[Saved entries]
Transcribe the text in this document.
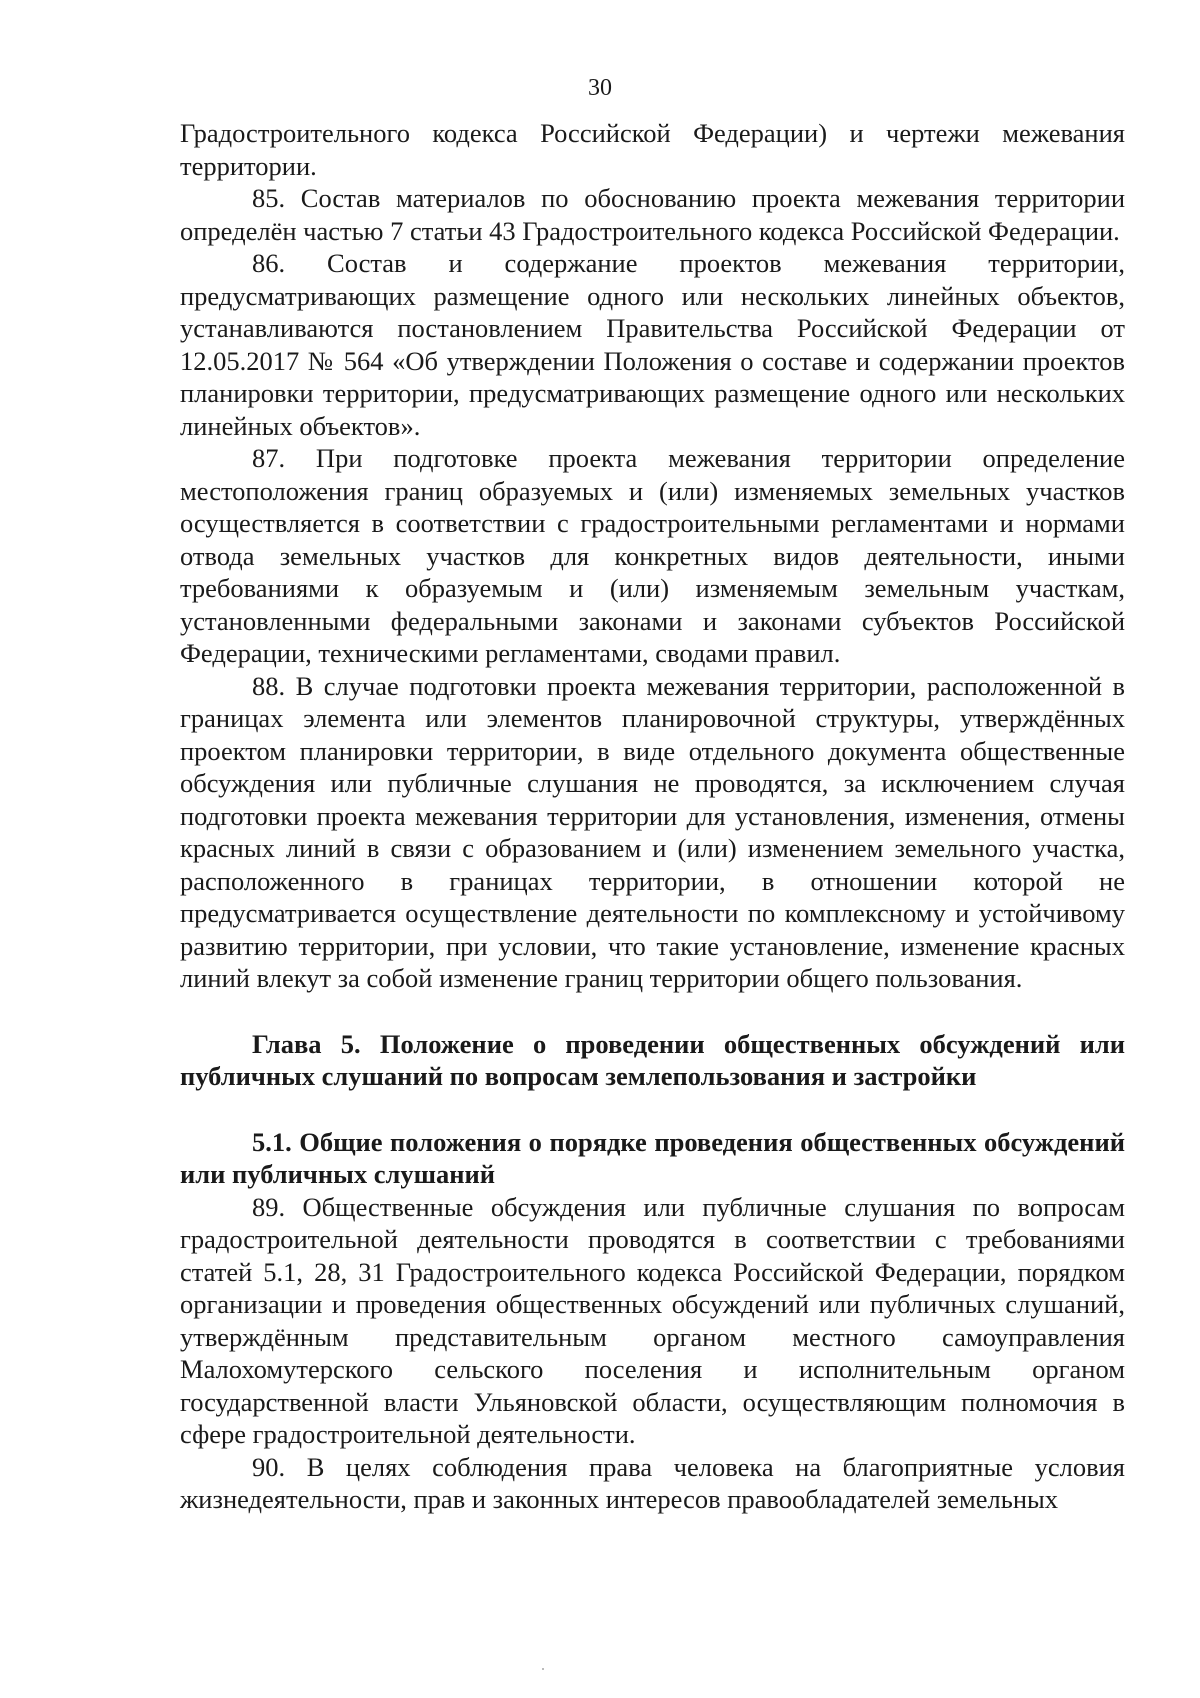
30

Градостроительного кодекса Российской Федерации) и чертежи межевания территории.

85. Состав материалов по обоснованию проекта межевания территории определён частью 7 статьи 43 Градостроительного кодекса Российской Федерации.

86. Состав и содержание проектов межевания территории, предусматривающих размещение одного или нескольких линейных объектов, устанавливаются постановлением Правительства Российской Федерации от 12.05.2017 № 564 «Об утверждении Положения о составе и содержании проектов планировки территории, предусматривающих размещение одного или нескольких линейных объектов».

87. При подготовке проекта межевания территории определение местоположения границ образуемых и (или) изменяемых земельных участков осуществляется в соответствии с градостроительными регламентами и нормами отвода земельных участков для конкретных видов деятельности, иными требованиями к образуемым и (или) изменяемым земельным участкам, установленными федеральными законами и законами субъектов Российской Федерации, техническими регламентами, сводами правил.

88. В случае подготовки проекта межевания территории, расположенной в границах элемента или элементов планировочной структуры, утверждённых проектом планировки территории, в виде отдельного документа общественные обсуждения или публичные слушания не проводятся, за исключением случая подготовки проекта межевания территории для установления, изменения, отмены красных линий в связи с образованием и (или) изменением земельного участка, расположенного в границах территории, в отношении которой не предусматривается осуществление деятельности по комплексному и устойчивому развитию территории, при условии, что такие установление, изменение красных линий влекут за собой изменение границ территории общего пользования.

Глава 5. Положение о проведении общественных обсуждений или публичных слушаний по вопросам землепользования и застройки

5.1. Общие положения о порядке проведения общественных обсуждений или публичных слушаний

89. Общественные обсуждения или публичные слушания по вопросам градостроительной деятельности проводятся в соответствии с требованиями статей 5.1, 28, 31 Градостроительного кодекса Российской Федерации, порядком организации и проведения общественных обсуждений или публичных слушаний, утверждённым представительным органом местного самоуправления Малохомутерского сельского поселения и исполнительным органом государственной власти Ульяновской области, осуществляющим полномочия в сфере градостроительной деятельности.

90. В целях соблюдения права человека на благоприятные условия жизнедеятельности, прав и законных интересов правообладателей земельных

---

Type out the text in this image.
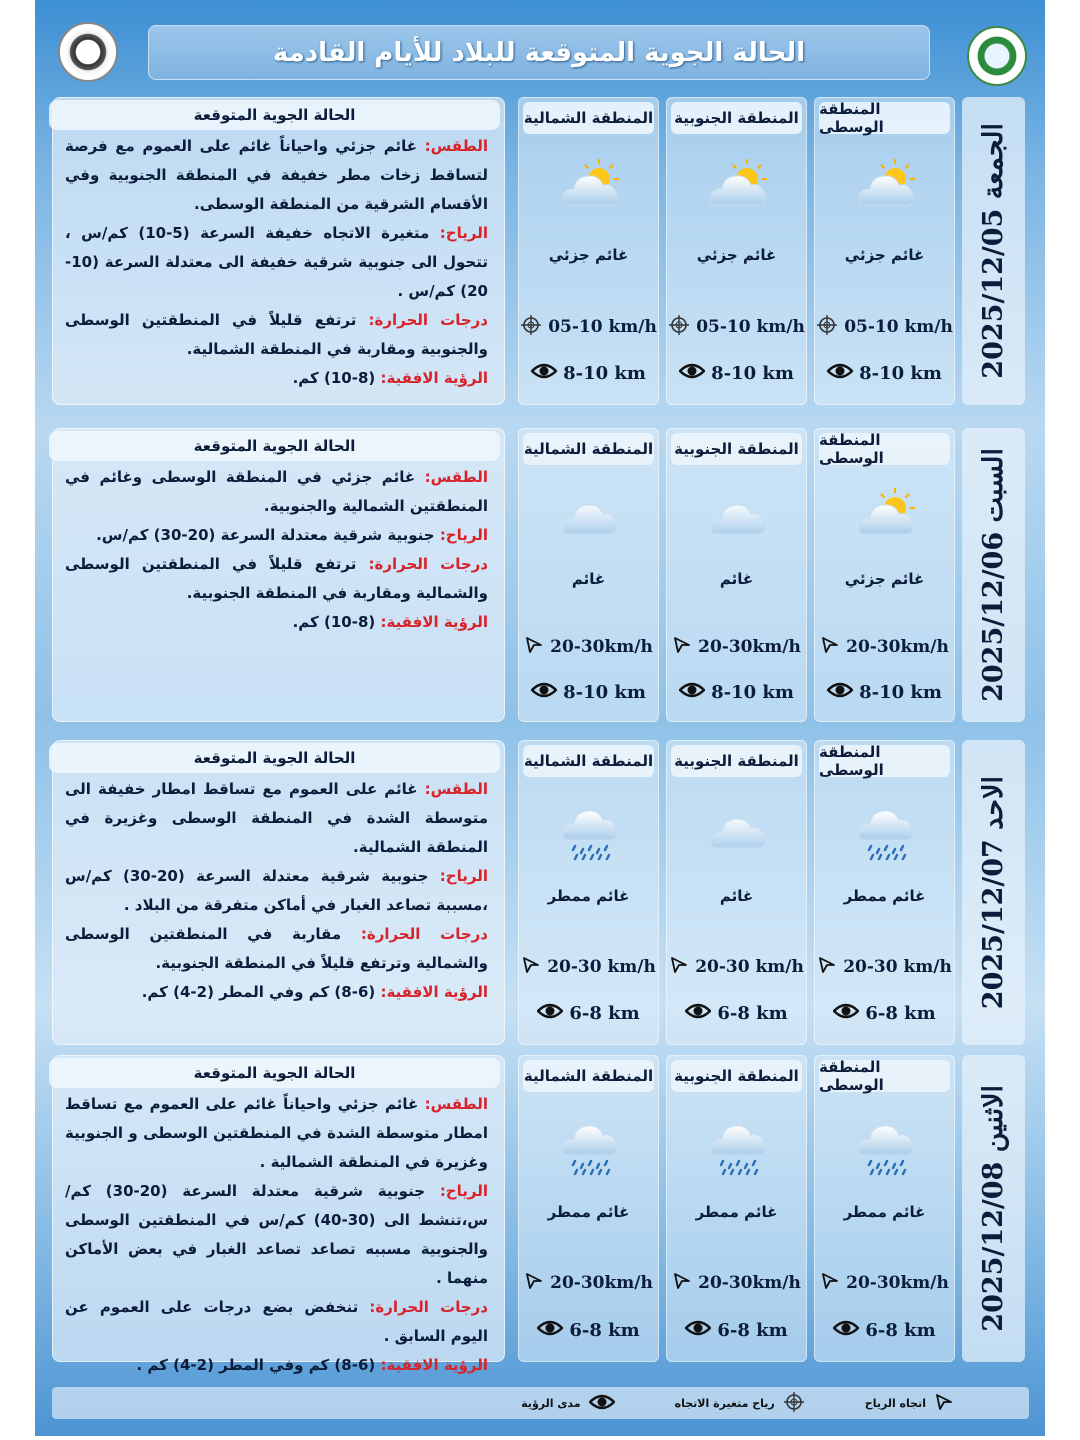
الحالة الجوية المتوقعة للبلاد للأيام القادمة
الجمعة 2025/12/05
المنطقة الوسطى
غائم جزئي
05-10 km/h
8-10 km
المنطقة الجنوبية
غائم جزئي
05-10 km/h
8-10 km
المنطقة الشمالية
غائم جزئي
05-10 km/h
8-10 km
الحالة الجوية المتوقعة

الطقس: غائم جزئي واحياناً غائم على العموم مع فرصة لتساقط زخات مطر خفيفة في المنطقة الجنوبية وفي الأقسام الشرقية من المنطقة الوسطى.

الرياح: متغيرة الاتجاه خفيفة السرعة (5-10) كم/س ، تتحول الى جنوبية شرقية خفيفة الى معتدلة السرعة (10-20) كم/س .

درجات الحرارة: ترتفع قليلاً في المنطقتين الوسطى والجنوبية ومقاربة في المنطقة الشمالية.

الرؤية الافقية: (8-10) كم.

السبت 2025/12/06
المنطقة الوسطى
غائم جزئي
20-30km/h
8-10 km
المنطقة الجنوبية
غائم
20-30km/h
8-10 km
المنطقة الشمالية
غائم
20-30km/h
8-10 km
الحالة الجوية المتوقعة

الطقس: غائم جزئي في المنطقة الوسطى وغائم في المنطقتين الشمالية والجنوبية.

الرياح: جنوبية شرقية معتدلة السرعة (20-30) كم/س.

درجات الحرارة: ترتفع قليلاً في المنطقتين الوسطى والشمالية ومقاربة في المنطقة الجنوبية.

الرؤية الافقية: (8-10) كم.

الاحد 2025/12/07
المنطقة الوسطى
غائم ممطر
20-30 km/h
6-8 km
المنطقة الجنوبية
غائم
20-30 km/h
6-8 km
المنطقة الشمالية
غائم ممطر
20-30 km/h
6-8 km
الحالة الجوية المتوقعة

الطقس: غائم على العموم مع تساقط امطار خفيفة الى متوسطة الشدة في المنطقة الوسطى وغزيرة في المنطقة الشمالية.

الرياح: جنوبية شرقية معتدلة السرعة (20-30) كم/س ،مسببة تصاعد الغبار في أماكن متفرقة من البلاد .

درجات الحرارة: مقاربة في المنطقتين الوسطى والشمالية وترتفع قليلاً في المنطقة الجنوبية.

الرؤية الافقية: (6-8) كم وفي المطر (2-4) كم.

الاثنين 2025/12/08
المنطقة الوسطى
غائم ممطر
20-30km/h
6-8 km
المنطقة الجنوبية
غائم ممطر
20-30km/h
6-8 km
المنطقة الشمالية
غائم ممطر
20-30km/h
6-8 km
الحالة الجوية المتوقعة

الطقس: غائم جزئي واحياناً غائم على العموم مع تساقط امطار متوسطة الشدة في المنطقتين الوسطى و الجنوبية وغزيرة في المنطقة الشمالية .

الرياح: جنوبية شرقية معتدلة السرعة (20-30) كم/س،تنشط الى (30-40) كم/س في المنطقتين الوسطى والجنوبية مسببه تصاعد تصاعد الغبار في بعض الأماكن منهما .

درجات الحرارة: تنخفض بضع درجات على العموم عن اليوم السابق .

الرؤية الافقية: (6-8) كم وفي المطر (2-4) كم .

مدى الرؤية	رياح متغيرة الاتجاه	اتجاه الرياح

> Exercise goal: In the listing, find every line containing the word "درجات" and list it.

> Task output:
درجات الحرارة: ترتفع قليلاً في المنطقتين الوسطى والجنوبية ومقاربة في المنطقة الشمالية.
درجات الحرارة: ترتفع قليلاً في المنطقتين الوسطى والشمالية ومقاربة في المنطقة الجنوبية.
درجات الحرارة: مقاربة في المنطقتين الوسطى والشمالية وترتفع قليلاً في المنطقة الجنوبية.
درجات الحرارة: تنخفض بضع درجات على العموم عن اليوم السابق .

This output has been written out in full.